▶ **What the exercise asks**: Count how many lines in the material below hold the word "describing"; the reply is that number alone.

▶ **Recorded data**:
## Begin

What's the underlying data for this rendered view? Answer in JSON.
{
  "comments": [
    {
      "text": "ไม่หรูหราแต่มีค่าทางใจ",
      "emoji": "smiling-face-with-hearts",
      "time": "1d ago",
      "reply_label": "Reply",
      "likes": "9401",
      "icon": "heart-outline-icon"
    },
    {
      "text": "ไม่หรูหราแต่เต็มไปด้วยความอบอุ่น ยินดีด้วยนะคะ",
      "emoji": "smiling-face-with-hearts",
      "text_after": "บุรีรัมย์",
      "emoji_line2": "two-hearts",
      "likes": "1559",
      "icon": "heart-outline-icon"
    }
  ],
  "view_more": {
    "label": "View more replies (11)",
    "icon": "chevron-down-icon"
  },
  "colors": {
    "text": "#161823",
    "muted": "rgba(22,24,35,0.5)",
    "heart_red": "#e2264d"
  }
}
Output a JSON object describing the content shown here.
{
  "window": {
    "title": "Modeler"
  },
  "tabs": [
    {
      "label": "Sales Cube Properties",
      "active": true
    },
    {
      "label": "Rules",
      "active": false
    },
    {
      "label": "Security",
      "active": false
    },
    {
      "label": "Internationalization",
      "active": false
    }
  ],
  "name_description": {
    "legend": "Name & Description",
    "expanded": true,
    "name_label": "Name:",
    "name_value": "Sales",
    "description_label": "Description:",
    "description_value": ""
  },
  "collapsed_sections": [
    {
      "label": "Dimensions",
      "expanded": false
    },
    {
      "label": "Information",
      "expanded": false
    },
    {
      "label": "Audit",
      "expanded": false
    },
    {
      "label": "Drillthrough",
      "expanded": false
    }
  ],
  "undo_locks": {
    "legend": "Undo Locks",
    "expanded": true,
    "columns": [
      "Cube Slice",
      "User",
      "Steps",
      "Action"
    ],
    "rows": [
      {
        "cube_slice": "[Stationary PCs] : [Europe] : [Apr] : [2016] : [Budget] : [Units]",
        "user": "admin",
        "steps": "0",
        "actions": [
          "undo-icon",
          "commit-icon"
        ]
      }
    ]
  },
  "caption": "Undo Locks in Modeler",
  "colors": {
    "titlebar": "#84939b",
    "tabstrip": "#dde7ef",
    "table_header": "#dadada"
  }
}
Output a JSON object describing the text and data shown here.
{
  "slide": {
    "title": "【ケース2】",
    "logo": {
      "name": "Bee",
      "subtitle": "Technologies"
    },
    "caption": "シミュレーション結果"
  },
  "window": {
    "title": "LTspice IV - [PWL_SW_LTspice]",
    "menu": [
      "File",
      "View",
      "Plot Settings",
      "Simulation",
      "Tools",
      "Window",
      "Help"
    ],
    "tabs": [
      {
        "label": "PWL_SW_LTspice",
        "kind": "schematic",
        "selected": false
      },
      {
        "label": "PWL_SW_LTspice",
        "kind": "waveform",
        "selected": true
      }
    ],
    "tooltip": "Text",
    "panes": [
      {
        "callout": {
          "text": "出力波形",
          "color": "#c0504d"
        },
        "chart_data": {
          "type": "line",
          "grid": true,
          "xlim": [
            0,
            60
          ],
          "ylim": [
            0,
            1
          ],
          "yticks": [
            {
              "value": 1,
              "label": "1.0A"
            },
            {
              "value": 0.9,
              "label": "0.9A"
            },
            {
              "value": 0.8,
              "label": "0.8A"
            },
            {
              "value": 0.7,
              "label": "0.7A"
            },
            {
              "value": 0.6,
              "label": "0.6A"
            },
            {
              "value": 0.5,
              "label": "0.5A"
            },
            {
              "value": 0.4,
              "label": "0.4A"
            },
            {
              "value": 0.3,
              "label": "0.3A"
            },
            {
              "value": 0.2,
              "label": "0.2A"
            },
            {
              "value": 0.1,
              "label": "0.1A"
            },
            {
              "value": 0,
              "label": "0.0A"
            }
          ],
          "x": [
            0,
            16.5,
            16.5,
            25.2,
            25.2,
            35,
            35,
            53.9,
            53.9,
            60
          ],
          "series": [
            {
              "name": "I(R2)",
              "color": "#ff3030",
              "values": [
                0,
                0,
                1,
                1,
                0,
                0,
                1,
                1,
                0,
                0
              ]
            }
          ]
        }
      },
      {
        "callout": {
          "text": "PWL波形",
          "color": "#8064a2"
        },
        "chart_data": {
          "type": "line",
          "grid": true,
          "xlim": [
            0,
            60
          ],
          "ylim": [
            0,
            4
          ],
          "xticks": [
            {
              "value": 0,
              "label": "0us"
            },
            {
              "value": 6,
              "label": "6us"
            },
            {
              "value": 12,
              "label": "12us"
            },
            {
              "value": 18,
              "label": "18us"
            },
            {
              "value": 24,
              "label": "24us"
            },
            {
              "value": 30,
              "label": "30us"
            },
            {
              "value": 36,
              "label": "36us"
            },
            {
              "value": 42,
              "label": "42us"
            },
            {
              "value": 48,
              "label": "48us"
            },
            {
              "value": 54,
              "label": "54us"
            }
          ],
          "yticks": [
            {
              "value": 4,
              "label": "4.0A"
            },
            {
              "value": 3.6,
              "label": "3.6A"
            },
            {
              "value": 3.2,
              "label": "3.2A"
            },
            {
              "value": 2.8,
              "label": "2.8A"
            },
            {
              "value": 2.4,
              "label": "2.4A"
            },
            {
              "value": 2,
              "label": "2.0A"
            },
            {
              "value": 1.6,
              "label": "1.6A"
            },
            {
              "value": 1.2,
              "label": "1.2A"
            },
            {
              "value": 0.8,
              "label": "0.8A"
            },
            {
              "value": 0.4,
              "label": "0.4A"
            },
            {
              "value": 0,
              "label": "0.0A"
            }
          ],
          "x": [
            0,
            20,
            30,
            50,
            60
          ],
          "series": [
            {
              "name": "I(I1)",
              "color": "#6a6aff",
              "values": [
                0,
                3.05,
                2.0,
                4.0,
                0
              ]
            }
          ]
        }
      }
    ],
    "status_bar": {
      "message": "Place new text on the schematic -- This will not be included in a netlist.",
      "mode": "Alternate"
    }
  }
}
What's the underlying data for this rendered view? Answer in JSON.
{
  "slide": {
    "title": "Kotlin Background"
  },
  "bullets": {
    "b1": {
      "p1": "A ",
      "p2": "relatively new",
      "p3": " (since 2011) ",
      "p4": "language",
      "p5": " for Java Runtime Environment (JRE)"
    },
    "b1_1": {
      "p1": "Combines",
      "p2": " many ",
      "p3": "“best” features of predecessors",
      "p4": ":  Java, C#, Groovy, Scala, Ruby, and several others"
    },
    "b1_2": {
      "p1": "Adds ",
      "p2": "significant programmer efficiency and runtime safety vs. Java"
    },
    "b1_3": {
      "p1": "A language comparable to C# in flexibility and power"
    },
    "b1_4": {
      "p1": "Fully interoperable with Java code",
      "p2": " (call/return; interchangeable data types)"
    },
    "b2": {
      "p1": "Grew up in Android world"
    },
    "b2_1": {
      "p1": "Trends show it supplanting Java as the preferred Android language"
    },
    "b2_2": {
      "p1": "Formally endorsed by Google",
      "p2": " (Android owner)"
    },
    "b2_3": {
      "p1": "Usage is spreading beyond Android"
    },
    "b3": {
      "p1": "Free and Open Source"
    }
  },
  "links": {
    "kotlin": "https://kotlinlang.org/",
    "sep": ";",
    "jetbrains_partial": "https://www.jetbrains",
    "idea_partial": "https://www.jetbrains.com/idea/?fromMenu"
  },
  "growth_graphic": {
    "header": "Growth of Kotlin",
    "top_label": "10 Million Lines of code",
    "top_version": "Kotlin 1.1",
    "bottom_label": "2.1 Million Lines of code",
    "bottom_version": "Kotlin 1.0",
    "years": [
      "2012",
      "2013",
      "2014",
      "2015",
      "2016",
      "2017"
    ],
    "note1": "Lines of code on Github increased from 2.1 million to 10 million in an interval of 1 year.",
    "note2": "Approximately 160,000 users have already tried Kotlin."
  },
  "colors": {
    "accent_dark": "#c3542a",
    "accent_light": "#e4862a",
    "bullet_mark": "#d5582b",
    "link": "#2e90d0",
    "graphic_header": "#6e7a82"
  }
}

## End

▶ **Full response**: 2